>>>>
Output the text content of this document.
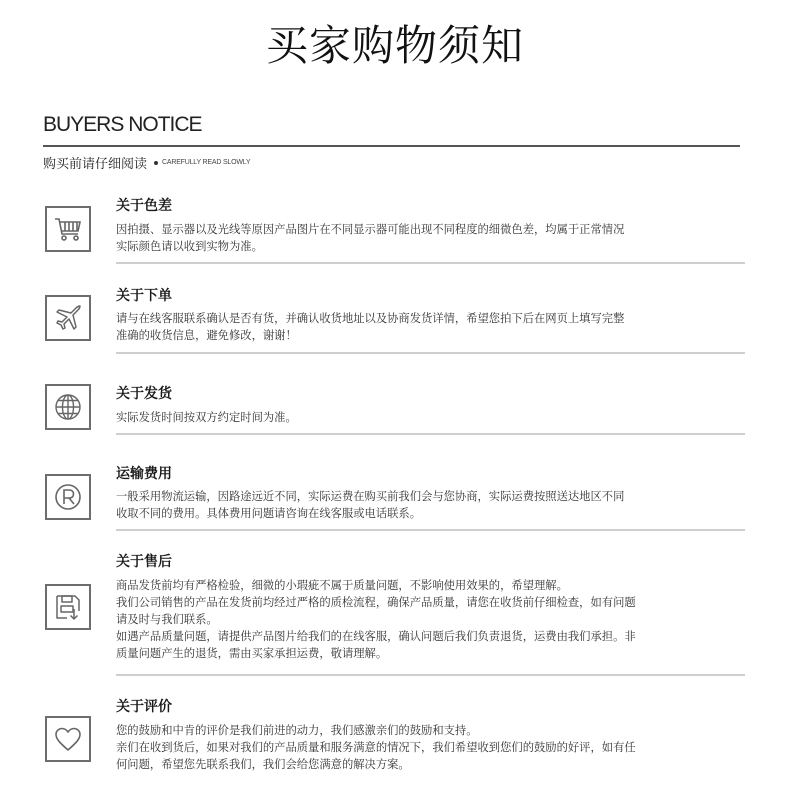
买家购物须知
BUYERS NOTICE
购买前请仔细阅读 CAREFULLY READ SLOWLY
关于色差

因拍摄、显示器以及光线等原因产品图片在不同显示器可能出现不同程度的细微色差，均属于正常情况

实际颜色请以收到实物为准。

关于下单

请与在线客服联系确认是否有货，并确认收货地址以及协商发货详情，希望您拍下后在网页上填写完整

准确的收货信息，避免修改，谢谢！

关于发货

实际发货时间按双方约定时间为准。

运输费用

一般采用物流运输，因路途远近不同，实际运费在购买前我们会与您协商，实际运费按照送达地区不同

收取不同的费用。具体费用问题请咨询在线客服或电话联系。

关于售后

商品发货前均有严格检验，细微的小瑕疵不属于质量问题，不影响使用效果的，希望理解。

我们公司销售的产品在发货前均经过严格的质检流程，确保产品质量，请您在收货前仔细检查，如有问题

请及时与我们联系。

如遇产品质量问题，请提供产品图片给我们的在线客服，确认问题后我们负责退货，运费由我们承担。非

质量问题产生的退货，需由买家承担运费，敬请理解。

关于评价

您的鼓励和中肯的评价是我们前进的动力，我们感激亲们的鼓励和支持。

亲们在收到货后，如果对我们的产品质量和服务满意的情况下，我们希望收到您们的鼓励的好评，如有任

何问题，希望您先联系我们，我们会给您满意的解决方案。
<<<<
## Aim
Return to the listing above and set it down exactly, leaving out its pictures.

## Exercise solution
Output the text content of this document.
买家购物须知
BUYERS NOTICE
购买前请仔细阅读 CAREFULLY READ SLOWLY
关于色差

因拍摄、显示器以及光线等原因产品图片在不同显示器可能出现不同程度的细微色差，均属于正常情况

实际颜色请以收到实物为准。

关于下单

请与在线客服联系确认是否有货，并确认收货地址以及协商发货详情，希望您拍下后在网页上填写完整

准确的收货信息，避免修改，谢谢！

关于发货

实际发货时间按双方约定时间为准。

运输费用

一般采用物流运输，因路途远近不同，实际运费在购买前我们会与您协商，实际运费按照送达地区不同

收取不同的费用。具体费用问题请咨询在线客服或电话联系。

关于售后

商品发货前均有严格检验，细微的小瑕疵不属于质量问题，不影响使用效果的，希望理解。

我们公司销售的产品在发货前均经过严格的质检流程，确保产品质量，请您在收货前仔细检查，如有问题

请及时与我们联系。

如遇产品质量问题，请提供产品图片给我们的在线客服，确认问题后我们负责退货，运费由我们承担。非

质量问题产生的退货，需由买家承担运费，敬请理解。

关于评价

您的鼓励和中肯的评价是我们前进的动力，我们感激亲们的鼓励和支持。

亲们在收到货后，如果对我们的产品质量和服务满意的情况下，我们希望收到您们的鼓励的好评，如有任

何问题，希望您先联系我们，我们会给您满意的解决方案。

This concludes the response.